[Dataset items]
——

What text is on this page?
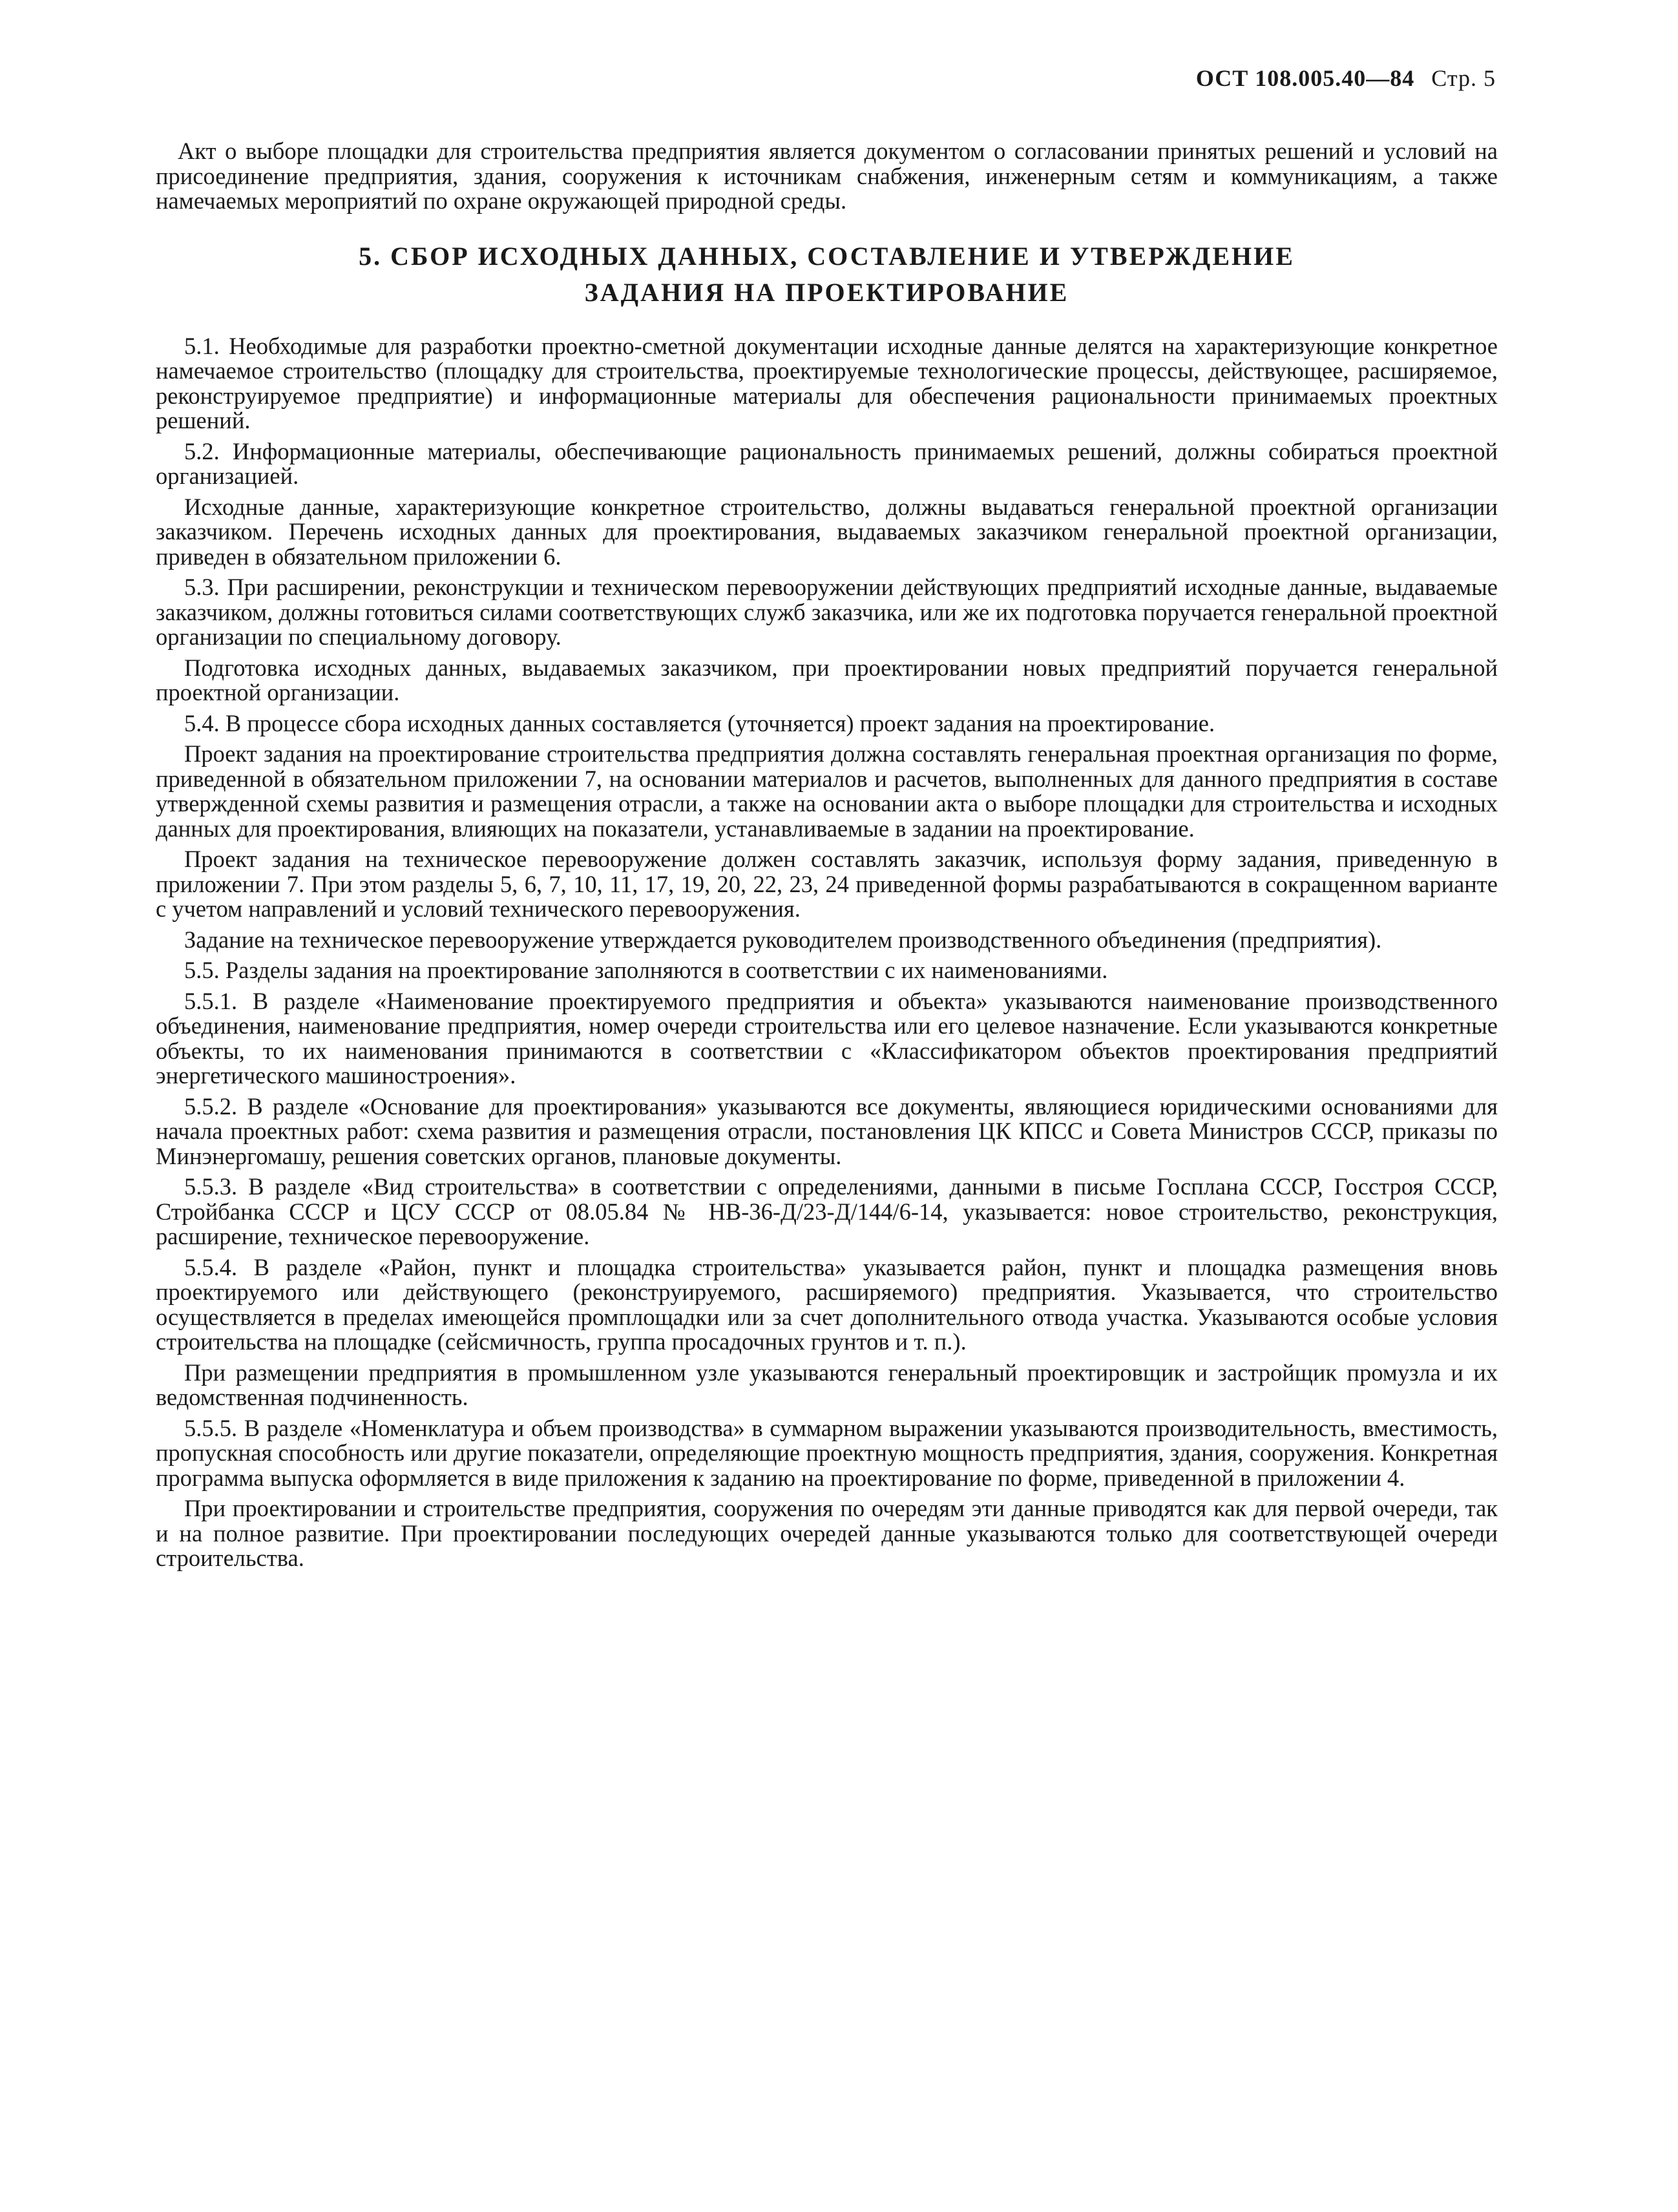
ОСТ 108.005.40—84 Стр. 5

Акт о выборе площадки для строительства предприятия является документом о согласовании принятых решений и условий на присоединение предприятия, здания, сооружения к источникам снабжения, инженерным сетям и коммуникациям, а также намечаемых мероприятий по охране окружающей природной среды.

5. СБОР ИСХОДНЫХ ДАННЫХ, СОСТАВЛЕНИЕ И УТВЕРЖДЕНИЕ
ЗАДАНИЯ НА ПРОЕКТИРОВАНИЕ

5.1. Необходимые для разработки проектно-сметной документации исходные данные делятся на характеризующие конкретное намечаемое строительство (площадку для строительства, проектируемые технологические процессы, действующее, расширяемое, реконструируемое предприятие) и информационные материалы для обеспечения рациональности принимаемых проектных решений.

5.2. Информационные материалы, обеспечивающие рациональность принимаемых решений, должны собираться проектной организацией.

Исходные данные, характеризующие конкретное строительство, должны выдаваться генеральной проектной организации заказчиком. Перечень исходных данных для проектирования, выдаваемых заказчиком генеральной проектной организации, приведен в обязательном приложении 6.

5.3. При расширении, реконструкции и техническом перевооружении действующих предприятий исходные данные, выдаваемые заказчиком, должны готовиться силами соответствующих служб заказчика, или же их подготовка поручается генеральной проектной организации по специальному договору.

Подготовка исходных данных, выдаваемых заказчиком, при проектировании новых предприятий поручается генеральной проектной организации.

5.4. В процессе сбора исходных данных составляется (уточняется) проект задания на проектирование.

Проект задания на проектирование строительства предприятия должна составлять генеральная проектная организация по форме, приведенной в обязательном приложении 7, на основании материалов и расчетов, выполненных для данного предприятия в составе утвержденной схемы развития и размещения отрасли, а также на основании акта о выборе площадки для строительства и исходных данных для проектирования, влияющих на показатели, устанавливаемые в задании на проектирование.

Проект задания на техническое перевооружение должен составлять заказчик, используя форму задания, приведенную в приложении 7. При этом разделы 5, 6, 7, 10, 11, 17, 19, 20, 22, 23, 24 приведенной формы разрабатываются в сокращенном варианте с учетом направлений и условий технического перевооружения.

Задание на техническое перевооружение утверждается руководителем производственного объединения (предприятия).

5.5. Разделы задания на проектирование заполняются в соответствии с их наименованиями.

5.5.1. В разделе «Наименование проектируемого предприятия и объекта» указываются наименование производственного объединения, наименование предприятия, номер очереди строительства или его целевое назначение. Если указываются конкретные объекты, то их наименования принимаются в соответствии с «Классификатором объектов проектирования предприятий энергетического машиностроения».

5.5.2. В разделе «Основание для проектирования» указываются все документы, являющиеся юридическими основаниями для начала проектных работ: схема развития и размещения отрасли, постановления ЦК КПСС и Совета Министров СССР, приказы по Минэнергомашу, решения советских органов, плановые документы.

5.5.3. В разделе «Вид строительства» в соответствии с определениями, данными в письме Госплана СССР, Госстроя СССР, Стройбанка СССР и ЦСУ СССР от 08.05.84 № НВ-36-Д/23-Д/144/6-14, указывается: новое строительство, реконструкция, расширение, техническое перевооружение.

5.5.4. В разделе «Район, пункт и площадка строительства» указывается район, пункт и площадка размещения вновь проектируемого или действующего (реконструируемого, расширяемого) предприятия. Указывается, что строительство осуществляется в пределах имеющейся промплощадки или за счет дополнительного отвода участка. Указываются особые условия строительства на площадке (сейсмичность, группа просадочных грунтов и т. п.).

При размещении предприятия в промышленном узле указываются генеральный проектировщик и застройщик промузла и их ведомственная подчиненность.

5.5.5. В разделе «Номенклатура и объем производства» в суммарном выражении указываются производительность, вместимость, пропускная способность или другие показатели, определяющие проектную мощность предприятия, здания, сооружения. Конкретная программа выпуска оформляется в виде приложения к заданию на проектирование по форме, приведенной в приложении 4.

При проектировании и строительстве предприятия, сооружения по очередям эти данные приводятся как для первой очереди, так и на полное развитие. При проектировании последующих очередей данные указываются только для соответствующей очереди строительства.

——

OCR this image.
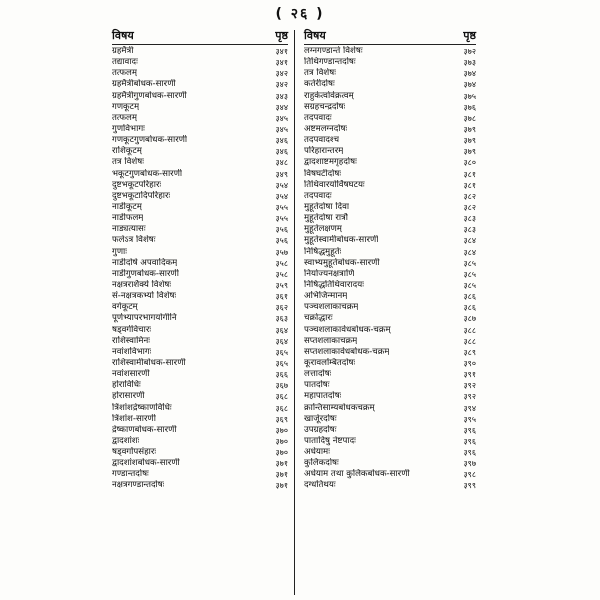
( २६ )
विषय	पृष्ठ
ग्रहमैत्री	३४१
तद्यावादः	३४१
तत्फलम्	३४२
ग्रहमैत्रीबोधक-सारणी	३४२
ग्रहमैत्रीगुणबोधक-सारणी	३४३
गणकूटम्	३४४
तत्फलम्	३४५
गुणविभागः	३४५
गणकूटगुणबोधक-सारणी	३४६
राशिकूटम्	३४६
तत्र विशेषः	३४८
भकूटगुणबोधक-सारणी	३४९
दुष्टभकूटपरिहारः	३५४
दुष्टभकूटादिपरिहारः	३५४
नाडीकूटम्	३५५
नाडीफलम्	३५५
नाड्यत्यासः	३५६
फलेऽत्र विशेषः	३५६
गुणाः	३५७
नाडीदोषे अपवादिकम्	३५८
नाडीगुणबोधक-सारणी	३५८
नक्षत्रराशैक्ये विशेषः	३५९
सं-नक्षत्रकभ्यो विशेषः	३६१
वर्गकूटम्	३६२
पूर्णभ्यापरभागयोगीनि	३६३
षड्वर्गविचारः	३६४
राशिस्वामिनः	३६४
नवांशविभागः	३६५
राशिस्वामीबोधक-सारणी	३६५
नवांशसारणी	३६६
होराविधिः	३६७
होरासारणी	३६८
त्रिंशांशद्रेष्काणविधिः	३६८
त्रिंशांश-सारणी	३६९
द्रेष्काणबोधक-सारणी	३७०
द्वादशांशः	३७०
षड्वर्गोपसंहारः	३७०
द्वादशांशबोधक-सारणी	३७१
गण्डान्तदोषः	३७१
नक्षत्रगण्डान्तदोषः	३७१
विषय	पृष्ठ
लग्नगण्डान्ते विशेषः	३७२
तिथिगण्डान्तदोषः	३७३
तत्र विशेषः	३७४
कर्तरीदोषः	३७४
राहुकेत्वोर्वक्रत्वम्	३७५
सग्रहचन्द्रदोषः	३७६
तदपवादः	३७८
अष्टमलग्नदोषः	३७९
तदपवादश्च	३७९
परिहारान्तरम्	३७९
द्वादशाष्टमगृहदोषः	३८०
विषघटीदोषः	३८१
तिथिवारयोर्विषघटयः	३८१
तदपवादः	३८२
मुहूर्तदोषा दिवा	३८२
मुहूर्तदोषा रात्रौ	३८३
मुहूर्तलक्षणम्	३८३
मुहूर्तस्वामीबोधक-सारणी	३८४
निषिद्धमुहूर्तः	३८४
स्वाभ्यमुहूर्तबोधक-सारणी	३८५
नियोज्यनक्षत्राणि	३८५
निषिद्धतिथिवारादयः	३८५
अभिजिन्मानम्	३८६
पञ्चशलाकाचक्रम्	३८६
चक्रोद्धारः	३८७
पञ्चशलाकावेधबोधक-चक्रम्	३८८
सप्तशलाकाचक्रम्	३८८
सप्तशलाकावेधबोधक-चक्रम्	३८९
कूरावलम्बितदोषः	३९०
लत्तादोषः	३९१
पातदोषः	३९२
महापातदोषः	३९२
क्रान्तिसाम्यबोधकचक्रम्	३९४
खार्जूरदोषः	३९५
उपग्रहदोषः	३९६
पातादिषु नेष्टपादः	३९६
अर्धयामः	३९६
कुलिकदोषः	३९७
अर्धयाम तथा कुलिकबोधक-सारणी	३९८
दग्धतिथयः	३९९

——

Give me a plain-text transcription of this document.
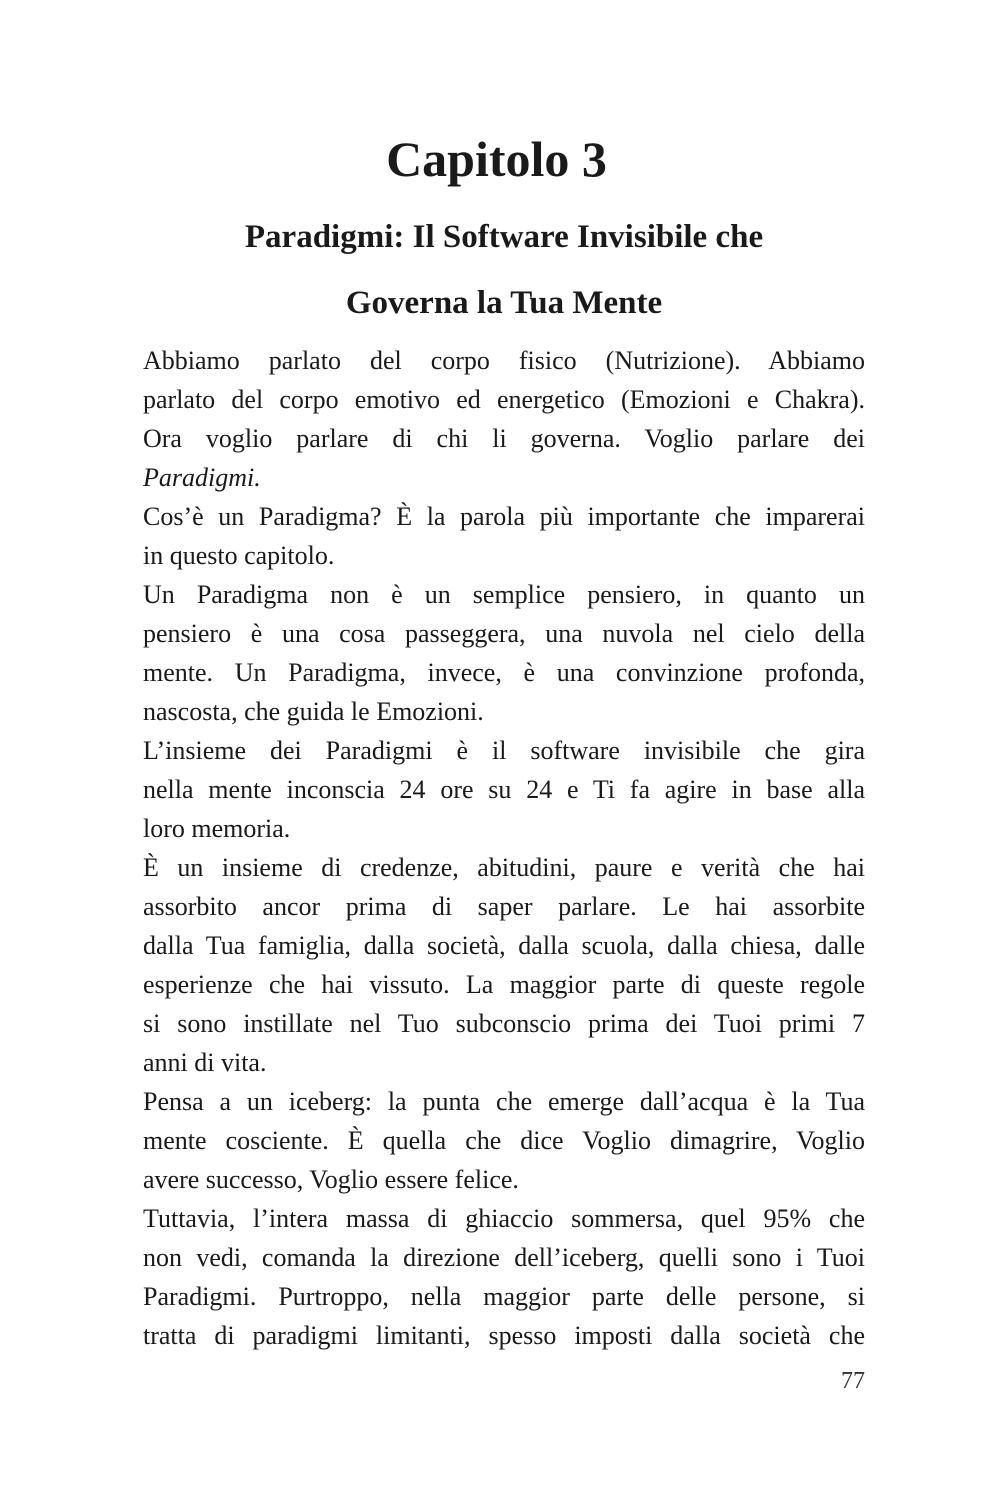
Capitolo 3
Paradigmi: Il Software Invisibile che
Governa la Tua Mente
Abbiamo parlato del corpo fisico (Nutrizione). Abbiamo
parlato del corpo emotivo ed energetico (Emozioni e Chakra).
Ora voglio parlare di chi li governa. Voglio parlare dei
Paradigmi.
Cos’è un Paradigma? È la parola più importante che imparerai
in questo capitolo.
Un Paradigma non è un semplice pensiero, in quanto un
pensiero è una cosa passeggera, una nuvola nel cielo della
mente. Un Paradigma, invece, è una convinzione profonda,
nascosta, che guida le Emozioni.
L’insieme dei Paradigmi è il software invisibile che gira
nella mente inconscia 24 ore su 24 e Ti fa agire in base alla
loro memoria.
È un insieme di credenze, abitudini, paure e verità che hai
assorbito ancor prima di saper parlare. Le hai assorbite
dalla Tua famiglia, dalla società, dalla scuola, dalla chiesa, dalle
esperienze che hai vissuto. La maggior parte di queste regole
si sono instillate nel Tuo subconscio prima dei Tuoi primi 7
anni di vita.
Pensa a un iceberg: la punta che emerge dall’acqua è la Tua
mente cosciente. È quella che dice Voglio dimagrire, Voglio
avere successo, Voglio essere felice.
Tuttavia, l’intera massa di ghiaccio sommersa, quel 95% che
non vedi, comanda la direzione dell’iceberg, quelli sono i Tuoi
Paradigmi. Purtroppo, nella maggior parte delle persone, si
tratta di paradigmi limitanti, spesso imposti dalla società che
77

——

- Directions for this task -
Your task is to pick out every line with the string "составлять" and copy it.

- Solved problem -
Проект задания на проектирование строительства предприятия должна составлять генеральная проектная организация по форме, приведенной в обязательном приложении 7, на основании материалов и расчетов, выполненных для данного предприятия в составе утвержденной схемы развития и размещения отрасли, а также на основании акта о выборе площадки для строительства и исходных данных для проектирования, влияющих на показатели, устанавливаемые в задании на проектирование.
Проект задания на техническое перевооружение должен составлять заказчик, используя форму задания, приведенную в приложении 7. При этом разделы 5, 6, 7, 10, 11, 17, 19, 20, 22, 23, 24 приведенной формы разрабатываются в сокращенном варианте с учетом направлений и условий технического перевооружения.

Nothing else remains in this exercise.